==== THE INPUT ====

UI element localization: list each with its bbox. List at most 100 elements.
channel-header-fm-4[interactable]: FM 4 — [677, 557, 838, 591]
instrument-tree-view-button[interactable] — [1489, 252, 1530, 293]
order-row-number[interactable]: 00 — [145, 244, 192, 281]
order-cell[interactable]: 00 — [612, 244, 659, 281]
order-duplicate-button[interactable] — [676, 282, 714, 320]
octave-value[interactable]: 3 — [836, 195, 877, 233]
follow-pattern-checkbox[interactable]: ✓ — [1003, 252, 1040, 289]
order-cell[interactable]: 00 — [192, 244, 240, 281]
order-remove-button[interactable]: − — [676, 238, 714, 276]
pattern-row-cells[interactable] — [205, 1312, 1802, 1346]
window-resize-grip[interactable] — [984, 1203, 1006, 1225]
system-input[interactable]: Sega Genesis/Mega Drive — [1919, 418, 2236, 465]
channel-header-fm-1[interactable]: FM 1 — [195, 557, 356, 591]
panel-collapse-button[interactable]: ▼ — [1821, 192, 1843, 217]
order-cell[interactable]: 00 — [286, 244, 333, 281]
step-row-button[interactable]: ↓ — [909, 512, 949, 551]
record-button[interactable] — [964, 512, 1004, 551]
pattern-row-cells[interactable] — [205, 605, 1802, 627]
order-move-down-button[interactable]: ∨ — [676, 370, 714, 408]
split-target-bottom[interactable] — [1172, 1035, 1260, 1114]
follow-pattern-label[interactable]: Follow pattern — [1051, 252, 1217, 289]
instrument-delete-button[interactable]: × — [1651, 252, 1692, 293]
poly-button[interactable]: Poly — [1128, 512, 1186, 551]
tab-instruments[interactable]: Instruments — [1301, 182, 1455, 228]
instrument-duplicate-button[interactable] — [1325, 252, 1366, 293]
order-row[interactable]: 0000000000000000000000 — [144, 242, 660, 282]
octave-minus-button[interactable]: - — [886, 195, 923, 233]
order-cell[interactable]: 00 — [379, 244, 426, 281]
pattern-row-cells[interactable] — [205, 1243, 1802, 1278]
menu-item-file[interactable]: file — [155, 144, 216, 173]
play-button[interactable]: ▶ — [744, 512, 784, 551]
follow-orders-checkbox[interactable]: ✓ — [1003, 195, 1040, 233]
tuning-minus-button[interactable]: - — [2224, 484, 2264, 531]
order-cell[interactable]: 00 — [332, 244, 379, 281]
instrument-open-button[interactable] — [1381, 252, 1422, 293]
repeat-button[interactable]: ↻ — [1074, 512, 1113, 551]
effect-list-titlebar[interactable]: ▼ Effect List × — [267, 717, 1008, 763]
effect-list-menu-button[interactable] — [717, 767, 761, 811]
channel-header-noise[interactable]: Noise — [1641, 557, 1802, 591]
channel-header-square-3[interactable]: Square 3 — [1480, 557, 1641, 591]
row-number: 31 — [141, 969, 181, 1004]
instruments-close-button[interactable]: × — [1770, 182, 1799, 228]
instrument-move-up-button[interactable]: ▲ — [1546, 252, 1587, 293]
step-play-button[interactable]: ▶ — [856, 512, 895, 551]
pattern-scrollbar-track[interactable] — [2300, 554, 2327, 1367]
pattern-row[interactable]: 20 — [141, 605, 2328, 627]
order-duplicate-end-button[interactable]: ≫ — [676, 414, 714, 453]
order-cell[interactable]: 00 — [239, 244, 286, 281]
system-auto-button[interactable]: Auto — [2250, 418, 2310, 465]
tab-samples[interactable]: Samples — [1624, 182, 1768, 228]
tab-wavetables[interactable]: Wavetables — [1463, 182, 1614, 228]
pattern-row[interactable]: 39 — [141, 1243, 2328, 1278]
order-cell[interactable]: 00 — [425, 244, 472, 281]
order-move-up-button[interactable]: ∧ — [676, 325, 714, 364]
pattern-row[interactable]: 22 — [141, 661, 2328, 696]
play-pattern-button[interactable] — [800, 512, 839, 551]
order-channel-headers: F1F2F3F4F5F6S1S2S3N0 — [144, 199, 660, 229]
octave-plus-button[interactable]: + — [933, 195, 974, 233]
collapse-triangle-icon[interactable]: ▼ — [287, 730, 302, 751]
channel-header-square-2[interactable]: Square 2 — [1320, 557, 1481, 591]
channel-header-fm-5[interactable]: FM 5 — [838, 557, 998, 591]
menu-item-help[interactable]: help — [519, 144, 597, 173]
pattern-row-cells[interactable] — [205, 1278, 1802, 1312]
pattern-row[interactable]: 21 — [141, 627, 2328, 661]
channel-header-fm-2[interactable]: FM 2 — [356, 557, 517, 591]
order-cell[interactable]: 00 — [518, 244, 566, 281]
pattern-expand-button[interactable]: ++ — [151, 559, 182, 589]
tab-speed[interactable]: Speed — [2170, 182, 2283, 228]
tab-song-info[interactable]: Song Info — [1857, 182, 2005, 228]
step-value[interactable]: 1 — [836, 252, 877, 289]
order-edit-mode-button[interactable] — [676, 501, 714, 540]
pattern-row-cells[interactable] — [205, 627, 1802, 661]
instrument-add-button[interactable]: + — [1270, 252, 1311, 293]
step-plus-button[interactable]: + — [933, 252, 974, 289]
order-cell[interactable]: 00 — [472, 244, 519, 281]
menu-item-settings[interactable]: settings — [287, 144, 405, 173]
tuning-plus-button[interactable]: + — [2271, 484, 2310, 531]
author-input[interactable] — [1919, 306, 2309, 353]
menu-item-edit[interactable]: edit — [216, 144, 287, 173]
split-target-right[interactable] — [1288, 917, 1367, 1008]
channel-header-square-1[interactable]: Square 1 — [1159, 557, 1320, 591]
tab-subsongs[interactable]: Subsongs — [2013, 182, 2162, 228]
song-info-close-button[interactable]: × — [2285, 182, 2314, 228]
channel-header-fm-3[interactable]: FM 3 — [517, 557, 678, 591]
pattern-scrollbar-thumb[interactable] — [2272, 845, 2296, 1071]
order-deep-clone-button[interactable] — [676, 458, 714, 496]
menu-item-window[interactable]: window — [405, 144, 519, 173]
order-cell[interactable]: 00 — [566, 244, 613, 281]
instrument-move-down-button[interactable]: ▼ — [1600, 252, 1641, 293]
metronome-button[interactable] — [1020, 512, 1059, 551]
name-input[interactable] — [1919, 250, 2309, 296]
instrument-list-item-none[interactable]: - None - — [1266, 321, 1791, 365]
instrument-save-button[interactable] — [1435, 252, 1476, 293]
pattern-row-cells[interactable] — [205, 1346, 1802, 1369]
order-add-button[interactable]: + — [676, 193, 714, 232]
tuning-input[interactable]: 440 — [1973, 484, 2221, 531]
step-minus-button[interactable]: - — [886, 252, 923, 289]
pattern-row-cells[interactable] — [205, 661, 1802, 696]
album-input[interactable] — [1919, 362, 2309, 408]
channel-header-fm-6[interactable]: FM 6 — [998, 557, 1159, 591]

====

**WHAT TO PRODUCE**
Tally how many lines of the listing above include the string "window", and report that figure by itself.

**FINAL ANSWER**
2